STATED PROBLEM:
Can you convert the entries below into a Markdown table with the columns "Row" and "Line", giving each non-blank line its own numbered row?

>> start AVAILABLE DATA

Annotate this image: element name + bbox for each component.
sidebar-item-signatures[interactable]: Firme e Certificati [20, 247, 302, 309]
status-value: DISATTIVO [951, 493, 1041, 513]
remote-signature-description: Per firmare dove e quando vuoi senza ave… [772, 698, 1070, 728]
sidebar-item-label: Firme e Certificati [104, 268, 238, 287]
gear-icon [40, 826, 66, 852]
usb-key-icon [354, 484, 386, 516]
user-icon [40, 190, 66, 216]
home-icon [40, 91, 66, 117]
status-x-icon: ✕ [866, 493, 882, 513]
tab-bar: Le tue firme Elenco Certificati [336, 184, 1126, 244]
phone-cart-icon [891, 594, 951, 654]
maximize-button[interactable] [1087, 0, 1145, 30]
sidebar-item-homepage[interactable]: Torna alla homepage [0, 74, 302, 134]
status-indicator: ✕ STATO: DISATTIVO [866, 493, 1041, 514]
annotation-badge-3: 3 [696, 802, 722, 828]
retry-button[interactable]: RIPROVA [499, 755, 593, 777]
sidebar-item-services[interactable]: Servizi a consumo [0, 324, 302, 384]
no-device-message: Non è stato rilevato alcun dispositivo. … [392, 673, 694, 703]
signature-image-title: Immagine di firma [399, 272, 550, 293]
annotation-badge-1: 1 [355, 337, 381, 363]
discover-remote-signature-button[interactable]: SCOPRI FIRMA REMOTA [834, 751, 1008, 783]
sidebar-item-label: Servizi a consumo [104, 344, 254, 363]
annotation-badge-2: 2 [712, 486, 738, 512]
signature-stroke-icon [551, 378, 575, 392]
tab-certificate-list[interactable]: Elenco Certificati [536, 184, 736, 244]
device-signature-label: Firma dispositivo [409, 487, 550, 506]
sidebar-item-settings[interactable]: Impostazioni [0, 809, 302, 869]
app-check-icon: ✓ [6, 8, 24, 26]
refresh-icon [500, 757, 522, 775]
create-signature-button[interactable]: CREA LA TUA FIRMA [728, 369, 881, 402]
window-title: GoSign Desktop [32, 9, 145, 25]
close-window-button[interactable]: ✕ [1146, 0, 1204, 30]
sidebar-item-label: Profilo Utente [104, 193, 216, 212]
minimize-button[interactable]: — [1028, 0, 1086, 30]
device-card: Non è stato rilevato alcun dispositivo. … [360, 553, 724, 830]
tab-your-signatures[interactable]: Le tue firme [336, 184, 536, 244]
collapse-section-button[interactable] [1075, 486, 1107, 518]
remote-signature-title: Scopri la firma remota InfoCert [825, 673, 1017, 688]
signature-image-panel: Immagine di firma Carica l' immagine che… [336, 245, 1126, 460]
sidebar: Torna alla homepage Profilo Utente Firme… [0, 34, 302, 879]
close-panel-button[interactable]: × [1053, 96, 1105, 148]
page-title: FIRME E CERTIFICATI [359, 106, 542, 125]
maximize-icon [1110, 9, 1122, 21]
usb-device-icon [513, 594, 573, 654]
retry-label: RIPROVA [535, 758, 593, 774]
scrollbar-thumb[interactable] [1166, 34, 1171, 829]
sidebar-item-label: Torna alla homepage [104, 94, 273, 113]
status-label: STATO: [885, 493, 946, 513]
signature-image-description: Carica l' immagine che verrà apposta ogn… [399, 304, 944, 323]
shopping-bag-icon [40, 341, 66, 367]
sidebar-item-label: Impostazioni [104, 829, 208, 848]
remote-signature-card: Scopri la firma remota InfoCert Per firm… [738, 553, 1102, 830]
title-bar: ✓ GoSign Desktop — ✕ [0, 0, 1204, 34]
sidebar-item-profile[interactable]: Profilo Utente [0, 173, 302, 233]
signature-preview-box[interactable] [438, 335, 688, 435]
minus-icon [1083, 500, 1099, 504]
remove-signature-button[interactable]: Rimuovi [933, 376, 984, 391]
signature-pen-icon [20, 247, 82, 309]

>> end AVAILABLE DATA

ANSWER TO THE EXERCISE:
| Row | Line |
|---|---|
| 1 | Annotate this image: element name + bbox for each component. |
| 2 | sidebar-item-signatures[interactable]: Firme e Certificati [20, 247, 302, 309] |
| 3 | status-value: DISATTIVO [951, 493, 1041, 513] |
| 4 | remote-signature-description: Per firmare dove e quando vuoi senza ave… [772, 698, 1070, 728] |
| 5 | sidebar-item-label: Firme e Certificati [104, 268, 238, 287] |
| 6 | gear-icon [40, 826, 66, 852] |
| 7 | usb-key-icon [354, 484, 386, 516] |
| 8 | user-icon [40, 190, 66, 216] |
| 9 | home-icon [40, 91, 66, 117] |
| 10 | status-x-icon: ✕ [866, 493, 882, 513] |
| 11 | tab-bar: Le tue firme Elenco Certificati [336, 184, 1126, 244] |
| 12 | phone-cart-icon [891, 594, 951, 654] |
| 13 | maximize-button[interactable] [1087, 0, 1145, 30] |
| 14 | sidebar-item-homepage[interactable]: Torna alla homepage [0, 74, 302, 134] |
| 15 | status-indicator: ✕ STATO: DISATTIVO [866, 493, 1041, 514] |
| 16 | annotation-badge-3: 3 [696, 802, 722, 828] |
| 17 | retry-button[interactable]: RIPROVA [499, 755, 593, 777] |
| 18 | sidebar-item-services[interactable]: Servizi a consumo [0, 324, 302, 384] |
| 19 | no-device-message: Non è stato rilevato alcun dispositivo. … [392, 673, 694, 703] |
| 20 | signature-image-title: Immagine di firma [399, 272, 550, 293] |
| 21 | annotation-badge-1: 1 [355, 337, 381, 363] |
| 22 | discover-remote-signature-button[interactable]: SCOPRI FIRMA REMOTA [834, 751, 1008, 783] |
| 23 | sidebar-item-label: Servizi a consumo [104, 344, 254, 363] |
| 24 | annotation-badge-2: 2 [712, 486, 738, 512] |
| 25 | signature-stroke-icon [551, 378, 575, 392] |
| 26 | tab-certificate-list[interactable]: Elenco Certificati [536, 184, 736, 244] |
| 27 | device-signature-label: Firma dispositivo [409, 487, 550, 506] |
| 28 | sidebar-item-settings[interactable]: Impostazioni [0, 809, 302, 869] |
| 29 | app-check-icon: ✓ [6, 8, 24, 26] |
| 30 | refresh-icon [500, 757, 522, 775] |
| 31 | create-signature-button[interactable]: CREA LA TUA FIRMA [728, 369, 881, 402] |
| 32 | window-title: GoSign Desktop [32, 9, 145, 25] |
| 33 | close-window-button[interactable]: ✕ [1146, 0, 1204, 30] |
| 34 | sidebar-item-label: Profilo Utente [104, 193, 216, 212] |
| 35 | minimize-button[interactable]: — [1028, 0, 1086, 30] |
| 36 | device-card: Non è stato rilevato alcun dispositivo. … [360, 553, 724, 830] |
| 37 | tab-your-signatures[interactable]: Le tue firme [336, 184, 536, 244] |
| 38 | collapse-section-button[interactable] [1075, 486, 1107, 518] |
| 39 | remote-signature-title: Scopri la firma remota InfoCert [825, 673, 1017, 688] |
| 40 | signature-image-panel: Immagine di firma Carica l' immagine che… [336, 245, 1126, 460] |
| 41 | sidebar: Torna alla homepage Profilo Utente Firme… [0, 34, 302, 879] |
| 42 | close-panel-button[interactable]: × [1053, 96, 1105, 148] |
| 43 | page-title: FIRME E CERTIFICATI [359, 106, 542, 125] |
| 44 | maximize-icon [1110, 9, 1122, 21] |
| 45 | usb-device-icon [513, 594, 573, 654] |
| 46 | retry-label: RIPROVA [535, 758, 593, 774] |
| 47 | scrollbar-thumb[interactable] [1166, 34, 1171, 829] |
| 48 | sidebar-item-label: Torna alla homepage [104, 94, 273, 113] |
| 49 | status-label: STATO: [885, 493, 946, 513] |
| 50 | signature-image-description: Carica l' immagine che verrà apposta ogn… [399, 304, 944, 323] |
| 51 | shopping-bag-icon [40, 341, 66, 367] |
| 52 | sidebar-item-label: Impostazioni [104, 829, 208, 848] |
| 53 | remote-signature-card: Scopri la firma remota InfoCert Per firm… [738, 553, 1102, 830] |
| 54 | title-bar: ✓ GoSign Desktop — ✕ [0, 0, 1204, 34] |
| 55 | sidebar-item-profile[interactable]: Profilo Utente [0, 173, 302, 233] |
| 56 | signature-preview-box[interactable] [438, 335, 688, 435] |
| 57 | minus-icon [1083, 500, 1099, 504] |
| 58 | remove-signature-button[interactable]: Rimuovi [933, 376, 984, 391] |
| 59 | signature-pen-icon [20, 247, 82, 309] |